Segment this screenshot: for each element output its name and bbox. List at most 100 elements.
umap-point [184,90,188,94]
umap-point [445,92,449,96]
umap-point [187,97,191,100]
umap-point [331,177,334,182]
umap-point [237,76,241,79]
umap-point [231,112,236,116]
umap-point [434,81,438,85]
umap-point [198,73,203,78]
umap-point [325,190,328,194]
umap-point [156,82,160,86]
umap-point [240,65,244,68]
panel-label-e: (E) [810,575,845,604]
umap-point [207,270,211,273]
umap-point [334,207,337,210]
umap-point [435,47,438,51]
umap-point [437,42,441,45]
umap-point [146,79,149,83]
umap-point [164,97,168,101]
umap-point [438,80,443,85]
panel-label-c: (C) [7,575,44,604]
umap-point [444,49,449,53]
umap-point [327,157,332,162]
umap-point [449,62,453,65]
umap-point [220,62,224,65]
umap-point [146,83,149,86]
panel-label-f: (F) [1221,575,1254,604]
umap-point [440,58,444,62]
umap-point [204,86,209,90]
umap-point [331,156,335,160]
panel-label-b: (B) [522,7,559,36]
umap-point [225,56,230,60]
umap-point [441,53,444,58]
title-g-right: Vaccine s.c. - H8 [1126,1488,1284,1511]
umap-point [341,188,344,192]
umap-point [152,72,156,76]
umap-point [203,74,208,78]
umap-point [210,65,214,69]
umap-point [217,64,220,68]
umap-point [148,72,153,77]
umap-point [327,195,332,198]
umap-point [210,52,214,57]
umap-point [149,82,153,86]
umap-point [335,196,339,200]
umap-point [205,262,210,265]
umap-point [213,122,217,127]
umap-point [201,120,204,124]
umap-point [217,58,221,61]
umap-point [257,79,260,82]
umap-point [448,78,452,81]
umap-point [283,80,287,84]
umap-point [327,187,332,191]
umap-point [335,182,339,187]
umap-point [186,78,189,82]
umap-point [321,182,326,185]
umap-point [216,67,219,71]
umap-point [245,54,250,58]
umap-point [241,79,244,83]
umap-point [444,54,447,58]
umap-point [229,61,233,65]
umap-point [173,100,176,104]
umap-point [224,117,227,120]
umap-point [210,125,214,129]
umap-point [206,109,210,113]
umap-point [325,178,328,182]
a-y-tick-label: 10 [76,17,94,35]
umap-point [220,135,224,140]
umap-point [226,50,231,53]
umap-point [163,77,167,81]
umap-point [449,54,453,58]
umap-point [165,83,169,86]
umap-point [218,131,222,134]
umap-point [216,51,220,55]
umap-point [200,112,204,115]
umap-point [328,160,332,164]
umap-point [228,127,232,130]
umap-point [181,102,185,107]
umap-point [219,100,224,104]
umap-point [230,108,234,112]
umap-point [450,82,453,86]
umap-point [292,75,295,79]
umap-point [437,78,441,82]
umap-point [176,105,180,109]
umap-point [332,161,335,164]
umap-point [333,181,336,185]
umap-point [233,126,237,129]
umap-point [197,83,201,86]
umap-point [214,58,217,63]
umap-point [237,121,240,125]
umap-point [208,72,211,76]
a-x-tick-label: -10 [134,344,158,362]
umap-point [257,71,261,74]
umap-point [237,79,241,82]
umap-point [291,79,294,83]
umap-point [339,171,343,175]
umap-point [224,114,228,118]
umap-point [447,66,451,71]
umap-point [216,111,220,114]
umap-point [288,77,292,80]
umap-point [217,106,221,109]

++++++++

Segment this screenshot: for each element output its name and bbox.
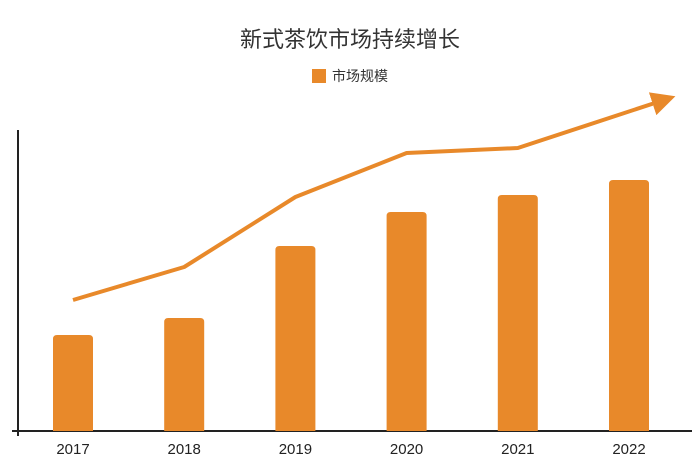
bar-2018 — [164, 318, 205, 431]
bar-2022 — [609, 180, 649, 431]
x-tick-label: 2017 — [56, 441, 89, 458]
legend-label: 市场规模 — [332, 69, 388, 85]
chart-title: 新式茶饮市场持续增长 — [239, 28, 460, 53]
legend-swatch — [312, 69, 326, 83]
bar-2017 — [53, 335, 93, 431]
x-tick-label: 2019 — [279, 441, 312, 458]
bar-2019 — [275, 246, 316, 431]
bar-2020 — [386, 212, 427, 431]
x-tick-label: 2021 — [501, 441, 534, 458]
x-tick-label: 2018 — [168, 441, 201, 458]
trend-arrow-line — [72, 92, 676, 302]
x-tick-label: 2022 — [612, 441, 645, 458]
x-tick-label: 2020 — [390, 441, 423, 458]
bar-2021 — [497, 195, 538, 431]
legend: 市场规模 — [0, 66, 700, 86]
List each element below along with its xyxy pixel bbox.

++++++++

GOAL OF THE EXERCISE: Copy out word for word the data above, from the line containing "most 100 elements." through the line containing "umap-point [210,65,214,69]".

ANSWER TO THIS PROBLEM:
Segment this screenshot: for each element output its name and bbox. List at most 100 elements.
umap-point [184,90,188,94]
umap-point [445,92,449,96]
umap-point [187,97,191,100]
umap-point [331,177,334,182]
umap-point [237,76,241,79]
umap-point [231,112,236,116]
umap-point [434,81,438,85]
umap-point [198,73,203,78]
umap-point [325,190,328,194]
umap-point [156,82,160,86]
umap-point [240,65,244,68]
panel-label-e: (E) [810,575,845,604]
umap-point [207,270,211,273]
umap-point [334,207,337,210]
umap-point [435,47,438,51]
umap-point [437,42,441,45]
umap-point [146,79,149,83]
umap-point [164,97,168,101]
umap-point [438,80,443,85]
panel-label-c: (C) [7,575,44,604]
umap-point [444,49,449,53]
umap-point [327,157,332,162]
umap-point [449,62,453,65]
umap-point [220,62,224,65]
umap-point [146,83,149,86]
panel-label-f: (F) [1221,575,1254,604]
umap-point [440,58,444,62]
umap-point [204,86,209,90]
umap-point [331,156,335,160]
panel-label-b: (B) [522,7,559,36]
umap-point [225,56,230,60]
umap-point [441,53,444,58]
title-g-right: Vaccine s.c. - H8 [1126,1488,1284,1511]
umap-point [341,188,344,192]
umap-point [152,72,156,76]
umap-point [203,74,208,78]
umap-point [210,65,214,69]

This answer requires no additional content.